#### Written request
Your task is to quote the material that follows, in full and exactly.

#### Records for this exercise
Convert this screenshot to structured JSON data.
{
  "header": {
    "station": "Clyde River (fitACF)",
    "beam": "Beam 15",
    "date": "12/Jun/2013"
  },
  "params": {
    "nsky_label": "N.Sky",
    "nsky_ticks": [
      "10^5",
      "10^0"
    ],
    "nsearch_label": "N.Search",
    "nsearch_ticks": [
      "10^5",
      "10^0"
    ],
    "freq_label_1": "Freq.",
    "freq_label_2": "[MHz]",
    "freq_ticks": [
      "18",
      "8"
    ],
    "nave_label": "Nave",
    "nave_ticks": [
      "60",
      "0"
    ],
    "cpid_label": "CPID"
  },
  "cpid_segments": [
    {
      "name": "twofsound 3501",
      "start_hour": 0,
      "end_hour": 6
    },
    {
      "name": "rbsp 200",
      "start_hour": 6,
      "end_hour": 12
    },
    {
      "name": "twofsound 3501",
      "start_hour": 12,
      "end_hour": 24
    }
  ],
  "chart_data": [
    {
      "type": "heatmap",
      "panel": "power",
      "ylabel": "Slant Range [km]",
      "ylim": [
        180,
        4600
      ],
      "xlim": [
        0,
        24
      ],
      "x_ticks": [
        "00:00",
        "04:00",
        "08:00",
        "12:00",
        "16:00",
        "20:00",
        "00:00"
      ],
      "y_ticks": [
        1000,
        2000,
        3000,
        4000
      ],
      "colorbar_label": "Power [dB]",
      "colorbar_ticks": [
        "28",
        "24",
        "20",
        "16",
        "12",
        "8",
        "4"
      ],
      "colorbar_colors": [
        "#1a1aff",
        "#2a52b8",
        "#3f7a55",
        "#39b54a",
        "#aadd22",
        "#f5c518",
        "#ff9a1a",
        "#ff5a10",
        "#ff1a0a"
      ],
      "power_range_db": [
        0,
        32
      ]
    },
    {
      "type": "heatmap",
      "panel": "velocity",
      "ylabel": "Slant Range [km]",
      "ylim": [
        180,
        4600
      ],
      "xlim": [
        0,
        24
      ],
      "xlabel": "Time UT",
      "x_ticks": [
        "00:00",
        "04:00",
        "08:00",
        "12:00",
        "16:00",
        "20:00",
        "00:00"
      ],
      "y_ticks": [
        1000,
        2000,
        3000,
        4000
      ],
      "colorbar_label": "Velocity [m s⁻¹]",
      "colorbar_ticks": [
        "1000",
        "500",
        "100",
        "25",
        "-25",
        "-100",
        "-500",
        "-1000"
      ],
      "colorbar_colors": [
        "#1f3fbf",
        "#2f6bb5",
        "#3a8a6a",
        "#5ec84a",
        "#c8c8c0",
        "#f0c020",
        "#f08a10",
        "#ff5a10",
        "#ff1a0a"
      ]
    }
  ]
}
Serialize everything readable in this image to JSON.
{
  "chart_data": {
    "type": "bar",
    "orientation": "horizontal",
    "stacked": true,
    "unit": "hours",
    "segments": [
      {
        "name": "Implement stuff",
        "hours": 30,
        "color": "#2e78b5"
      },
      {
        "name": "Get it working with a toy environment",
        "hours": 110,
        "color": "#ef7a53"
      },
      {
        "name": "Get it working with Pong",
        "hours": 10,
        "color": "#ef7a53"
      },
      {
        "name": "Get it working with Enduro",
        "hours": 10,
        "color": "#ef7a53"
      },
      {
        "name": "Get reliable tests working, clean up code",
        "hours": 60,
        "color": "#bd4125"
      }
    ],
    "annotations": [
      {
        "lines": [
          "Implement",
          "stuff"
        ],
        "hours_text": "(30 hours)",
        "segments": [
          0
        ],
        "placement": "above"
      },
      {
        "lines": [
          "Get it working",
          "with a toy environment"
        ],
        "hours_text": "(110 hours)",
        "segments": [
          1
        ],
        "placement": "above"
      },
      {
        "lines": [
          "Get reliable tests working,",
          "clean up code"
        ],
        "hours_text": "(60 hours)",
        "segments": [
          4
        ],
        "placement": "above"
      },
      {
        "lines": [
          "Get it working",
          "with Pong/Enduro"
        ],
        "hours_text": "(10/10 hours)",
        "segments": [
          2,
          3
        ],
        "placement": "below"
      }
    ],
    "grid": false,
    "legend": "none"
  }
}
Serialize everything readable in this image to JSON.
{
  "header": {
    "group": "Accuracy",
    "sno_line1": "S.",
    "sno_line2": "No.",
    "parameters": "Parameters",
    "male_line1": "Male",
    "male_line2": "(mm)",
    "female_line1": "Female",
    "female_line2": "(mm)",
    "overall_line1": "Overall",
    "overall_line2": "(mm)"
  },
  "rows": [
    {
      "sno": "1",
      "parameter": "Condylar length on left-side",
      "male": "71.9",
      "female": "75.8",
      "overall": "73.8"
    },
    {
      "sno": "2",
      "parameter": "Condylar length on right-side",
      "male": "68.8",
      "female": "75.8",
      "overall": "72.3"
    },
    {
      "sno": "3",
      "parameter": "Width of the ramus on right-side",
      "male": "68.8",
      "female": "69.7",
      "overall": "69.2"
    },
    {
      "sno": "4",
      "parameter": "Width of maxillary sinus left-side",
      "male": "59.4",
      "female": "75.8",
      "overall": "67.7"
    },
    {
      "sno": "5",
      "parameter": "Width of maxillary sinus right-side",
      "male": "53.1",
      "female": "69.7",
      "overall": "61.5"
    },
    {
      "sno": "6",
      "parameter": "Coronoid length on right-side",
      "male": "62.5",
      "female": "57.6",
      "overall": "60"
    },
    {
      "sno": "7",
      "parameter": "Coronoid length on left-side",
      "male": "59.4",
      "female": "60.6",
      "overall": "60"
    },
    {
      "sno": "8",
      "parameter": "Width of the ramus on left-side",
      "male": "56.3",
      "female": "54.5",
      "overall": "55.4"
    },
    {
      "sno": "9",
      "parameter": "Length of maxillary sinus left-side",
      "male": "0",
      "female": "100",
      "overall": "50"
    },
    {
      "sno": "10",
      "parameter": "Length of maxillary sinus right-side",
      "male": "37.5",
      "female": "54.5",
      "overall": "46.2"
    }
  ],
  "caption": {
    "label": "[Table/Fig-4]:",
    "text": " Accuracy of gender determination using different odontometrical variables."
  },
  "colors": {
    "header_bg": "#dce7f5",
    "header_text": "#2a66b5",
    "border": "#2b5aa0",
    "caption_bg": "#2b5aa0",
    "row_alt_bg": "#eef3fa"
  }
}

#### Answer to this problem
Convert this screenshot to structured JSON data.
{
  "header": {
    "station": "Clyde River (fitACF)",
    "beam": "Beam 15",
    "date": "12/Jun/2013"
  },
  "params": {
    "nsky_label": "N.Sky",
    "nsky_ticks": [
      "10^5",
      "10^0"
    ],
    "nsearch_label": "N.Search",
    "nsearch_ticks": [
      "10^5",
      "10^0"
    ],
    "freq_label_1": "Freq.",
    "freq_label_2": "[MHz]",
    "freq_ticks": [
      "18",
      "8"
    ],
    "nave_label": "Nave",
    "nave_ticks": [
      "60",
      "0"
    ],
    "cpid_label": "CPID"
  },
  "cpid_segments": [
    {
      "name": "twofsound 3501",
      "start_hour": 0,
      "end_hour": 6
    },
    {
      "name": "rbsp 200",
      "start_hour": 6,
      "end_hour": 12
    },
    {
      "name": "twofsound 3501",
      "start_hour": 12,
      "end_hour": 24
    }
  ],
  "chart_data": [
    {
      "type": "heatmap",
      "panel": "power",
      "ylabel": "Slant Range [km]",
      "ylim": [
        180,
        4600
      ],
      "xlim": [
        0,
        24
      ],
      "x_ticks": [
        "00:00",
        "04:00",
        "08:00",
        "12:00",
        "16:00",
        "20:00",
        "00:00"
      ],
      "y_ticks": [
        1000,
        2000,
        3000,
        4000
      ],
      "colorbar_label": "Power [dB]",
      "colorbar_ticks": [
        "28",
        "24",
        "20",
        "16",
        "12",
        "8",
        "4"
      ],
      "colorbar_colors": [
        "#1a1aff",
        "#2a52b8",
        "#3f7a55",
        "#39b54a",
        "#aadd22",
        "#f5c518",
        "#ff9a1a",
        "#ff5a10",
        "#ff1a0a"
      ],
      "power_range_db": [
        0,
        32
      ]
    },
    {
      "type": "heatmap",
      "panel": "velocity",
      "ylabel": "Slant Range [km]",
      "ylim": [
        180,
        4600
      ],
      "xlim": [
        0,
        24
      ],
      "xlabel": "Time UT",
      "x_ticks": [
        "00:00",
        "04:00",
        "08:00",
        "12:00",
        "16:00",
        "20:00",
        "00:00"
      ],
      "y_ticks": [
        1000,
        2000,
        3000,
        4000
      ],
      "colorbar_label": "Velocity [m s⁻¹]",
      "colorbar_ticks": [
        "1000",
        "500",
        "100",
        "25",
        "-25",
        "-100",
        "-500",
        "-1000"
      ],
      "colorbar_colors": [
        "#1f3fbf",
        "#2f6bb5",
        "#3a8a6a",
        "#5ec84a",
        "#c8c8c0",
        "#f0c020",
        "#f08a10",
        "#ff5a10",
        "#ff1a0a"
      ]
    }
  ]
}
Serialize everything readable in this image to JSON.
{
  "chart_data": {
    "type": "bar",
    "orientation": "horizontal",
    "stacked": true,
    "unit": "hours",
    "segments": [
      {
        "name": "Implement stuff",
        "hours": 30,
        "color": "#2e78b5"
      },
      {
        "name": "Get it working with a toy environment",
        "hours": 110,
        "color": "#ef7a53"
      },
      {
        "name": "Get it working with Pong",
        "hours": 10,
        "color": "#ef7a53"
      },
      {
        "name": "Get it working with Enduro",
        "hours": 10,
        "color": "#ef7a53"
      },
      {
        "name": "Get reliable tests working, clean up code",
        "hours": 60,
        "color": "#bd4125"
      }
    ],
    "annotations": [
      {
        "lines": [
          "Implement",
          "stuff"
        ],
        "hours_text": "(30 hours)",
        "segments": [
          0
        ],
        "placement": "above"
      },
      {
        "lines": [
          "Get it working",
          "with a toy environment"
        ],
        "hours_text": "(110 hours)",
        "segments": [
          1
        ],
        "placement": "above"
      },
      {
        "lines": [
          "Get reliable tests working,",
          "clean up code"
        ],
        "hours_text": "(60 hours)",
        "segments": [
          4
        ],
        "placement": "above"
      },
      {
        "lines": [
          "Get it working",
          "with Pong/Enduro"
        ],
        "hours_text": "(10/10 hours)",
        "segments": [
          2,
          3
        ],
        "placement": "below"
      }
    ],
    "grid": false,
    "legend": "none"
  }
}
Serialize everything readable in this image to JSON.
{
  "header": {
    "group": "Accuracy",
    "sno_line1": "S.",
    "sno_line2": "No.",
    "parameters": "Parameters",
    "male_line1": "Male",
    "male_line2": "(mm)",
    "female_line1": "Female",
    "female_line2": "(mm)",
    "overall_line1": "Overall",
    "overall_line2": "(mm)"
  },
  "rows": [
    {
      "sno": "1",
      "parameter": "Condylar length on left-side",
      "male": "71.9",
      "female": "75.8",
      "overall": "73.8"
    },
    {
      "sno": "2",
      "parameter": "Condylar length on right-side",
      "male": "68.8",
      "female": "75.8",
      "overall": "72.3"
    },
    {
      "sno": "3",
      "parameter": "Width of the ramus on right-side",
      "male": "68.8",
      "female": "69.7",
      "overall": "69.2"
    },
    {
      "sno": "4",
      "parameter": "Width of maxillary sinus left-side",
      "male": "59.4",
      "female": "75.8",
      "overall": "67.7"
    },
    {
      "sno": "5",
      "parameter": "Width of maxillary sinus right-side",
      "male": "53.1",
      "female": "69.7",
      "overall": "61.5"
    },
    {
      "sno": "6",
      "parameter": "Coronoid length on right-side",
      "male": "62.5",
      "female": "57.6",
      "overall": "60"
    },
    {
      "sno": "7",
      "parameter": "Coronoid length on left-side",
      "male": "59.4",
      "female": "60.6",
      "overall": "60"
    },
    {
      "sno": "8",
      "parameter": "Width of the ramus on left-side",
      "male": "56.3",
      "female": "54.5",
      "overall": "55.4"
    },
    {
      "sno": "9",
      "parameter": "Length of maxillary sinus left-side",
      "male": "0",
      "female": "100",
      "overall": "50"
    },
    {
      "sno": "10",
      "parameter": "Length of maxillary sinus right-side",
      "male": "37.5",
      "female": "54.5",
      "overall": "46.2"
    }
  ],
  "caption": {
    "label": "[Table/Fig-4]:",
    "text": " Accuracy of gender determination using different odontometrical variables."
  },
  "colors": {
    "header_bg": "#dce7f5",
    "header_text": "#2a66b5",
    "border": "#2b5aa0",
    "caption_bg": "#2b5aa0",
    "row_alt_bg": "#eef3fa"
  }
}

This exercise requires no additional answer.